▶ _Goal_
Note how many lines hold the string "this" and give that number without any other words.

Data entries for graphics:
◆ ◆ ◆

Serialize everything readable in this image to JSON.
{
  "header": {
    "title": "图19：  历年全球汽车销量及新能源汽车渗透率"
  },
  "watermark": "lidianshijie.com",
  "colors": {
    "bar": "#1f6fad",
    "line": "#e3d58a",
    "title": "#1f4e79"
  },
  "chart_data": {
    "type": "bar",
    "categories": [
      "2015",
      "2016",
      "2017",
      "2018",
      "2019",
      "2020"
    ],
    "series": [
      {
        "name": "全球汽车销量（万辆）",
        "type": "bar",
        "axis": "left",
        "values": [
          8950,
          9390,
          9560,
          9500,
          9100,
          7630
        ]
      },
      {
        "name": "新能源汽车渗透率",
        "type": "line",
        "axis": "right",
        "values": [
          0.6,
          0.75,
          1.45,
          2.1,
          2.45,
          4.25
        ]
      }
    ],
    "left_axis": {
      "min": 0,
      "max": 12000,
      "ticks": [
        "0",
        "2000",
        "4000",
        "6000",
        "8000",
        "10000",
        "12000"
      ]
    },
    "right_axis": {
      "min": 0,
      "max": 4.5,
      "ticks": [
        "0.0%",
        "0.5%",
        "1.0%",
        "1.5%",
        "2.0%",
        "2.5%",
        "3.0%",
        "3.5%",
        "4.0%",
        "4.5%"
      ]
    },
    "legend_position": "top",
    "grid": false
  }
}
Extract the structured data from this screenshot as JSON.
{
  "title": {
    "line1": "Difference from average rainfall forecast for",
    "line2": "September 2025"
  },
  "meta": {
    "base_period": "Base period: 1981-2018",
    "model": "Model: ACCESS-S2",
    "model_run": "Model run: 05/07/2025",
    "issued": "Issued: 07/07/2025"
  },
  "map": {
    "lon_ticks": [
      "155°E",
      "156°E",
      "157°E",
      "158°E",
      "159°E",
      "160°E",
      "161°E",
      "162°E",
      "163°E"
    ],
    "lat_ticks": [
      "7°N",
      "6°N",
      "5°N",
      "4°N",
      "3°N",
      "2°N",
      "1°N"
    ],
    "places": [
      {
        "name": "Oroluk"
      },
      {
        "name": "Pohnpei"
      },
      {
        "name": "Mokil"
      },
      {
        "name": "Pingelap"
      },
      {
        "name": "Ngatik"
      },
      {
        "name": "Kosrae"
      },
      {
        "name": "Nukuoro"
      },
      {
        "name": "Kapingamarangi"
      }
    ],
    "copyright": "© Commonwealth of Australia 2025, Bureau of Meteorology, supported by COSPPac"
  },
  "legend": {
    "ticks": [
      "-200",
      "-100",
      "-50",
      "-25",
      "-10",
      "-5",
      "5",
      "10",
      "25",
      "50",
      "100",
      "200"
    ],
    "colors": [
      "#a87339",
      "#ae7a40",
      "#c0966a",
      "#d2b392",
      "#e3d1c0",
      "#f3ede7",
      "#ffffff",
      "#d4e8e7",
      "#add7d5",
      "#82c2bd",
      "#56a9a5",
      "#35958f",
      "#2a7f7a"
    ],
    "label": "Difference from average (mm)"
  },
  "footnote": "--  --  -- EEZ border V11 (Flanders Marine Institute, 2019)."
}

◆ ◆ ◆

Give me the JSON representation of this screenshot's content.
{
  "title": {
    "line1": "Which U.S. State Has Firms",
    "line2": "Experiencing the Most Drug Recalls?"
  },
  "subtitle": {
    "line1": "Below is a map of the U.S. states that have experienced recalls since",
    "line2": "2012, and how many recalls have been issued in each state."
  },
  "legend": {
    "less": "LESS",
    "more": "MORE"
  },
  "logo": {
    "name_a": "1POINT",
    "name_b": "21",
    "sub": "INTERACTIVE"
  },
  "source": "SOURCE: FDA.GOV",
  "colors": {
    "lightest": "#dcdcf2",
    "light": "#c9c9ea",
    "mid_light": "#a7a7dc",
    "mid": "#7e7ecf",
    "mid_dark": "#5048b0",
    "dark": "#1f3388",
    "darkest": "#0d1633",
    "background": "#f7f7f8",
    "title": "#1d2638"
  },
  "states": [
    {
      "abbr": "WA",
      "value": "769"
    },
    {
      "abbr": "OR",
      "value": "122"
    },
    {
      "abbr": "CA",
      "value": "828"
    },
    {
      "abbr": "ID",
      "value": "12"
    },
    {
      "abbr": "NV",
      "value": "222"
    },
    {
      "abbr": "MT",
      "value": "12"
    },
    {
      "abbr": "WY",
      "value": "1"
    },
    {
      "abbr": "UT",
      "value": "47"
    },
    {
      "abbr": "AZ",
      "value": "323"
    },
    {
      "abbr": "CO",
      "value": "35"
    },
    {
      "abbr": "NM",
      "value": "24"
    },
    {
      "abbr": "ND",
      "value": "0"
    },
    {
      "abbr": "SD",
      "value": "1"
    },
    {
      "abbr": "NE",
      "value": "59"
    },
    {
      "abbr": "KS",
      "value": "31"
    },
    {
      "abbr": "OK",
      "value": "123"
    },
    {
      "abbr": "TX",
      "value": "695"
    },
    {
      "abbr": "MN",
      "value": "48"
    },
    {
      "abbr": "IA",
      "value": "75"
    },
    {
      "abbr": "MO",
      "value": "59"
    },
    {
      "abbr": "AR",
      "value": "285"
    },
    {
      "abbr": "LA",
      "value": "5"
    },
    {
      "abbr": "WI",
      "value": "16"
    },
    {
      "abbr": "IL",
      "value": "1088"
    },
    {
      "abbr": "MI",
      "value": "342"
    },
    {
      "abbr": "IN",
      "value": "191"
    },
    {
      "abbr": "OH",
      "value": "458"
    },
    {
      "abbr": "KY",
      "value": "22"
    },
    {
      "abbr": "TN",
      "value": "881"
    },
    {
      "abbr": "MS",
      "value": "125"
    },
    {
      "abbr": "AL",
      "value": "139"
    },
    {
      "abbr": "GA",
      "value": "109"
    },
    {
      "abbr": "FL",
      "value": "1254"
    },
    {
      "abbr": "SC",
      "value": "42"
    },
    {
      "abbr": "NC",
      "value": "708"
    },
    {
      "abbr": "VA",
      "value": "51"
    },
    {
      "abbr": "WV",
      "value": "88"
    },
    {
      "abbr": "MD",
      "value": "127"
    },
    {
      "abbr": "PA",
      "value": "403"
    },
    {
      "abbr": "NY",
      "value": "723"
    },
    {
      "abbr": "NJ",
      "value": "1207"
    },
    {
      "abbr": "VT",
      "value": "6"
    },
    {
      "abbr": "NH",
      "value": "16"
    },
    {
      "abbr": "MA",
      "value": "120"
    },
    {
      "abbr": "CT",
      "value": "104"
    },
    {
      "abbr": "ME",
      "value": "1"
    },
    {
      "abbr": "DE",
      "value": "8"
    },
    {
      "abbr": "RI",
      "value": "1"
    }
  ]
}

◆ ◆ ◆

▶ _Solution below_
3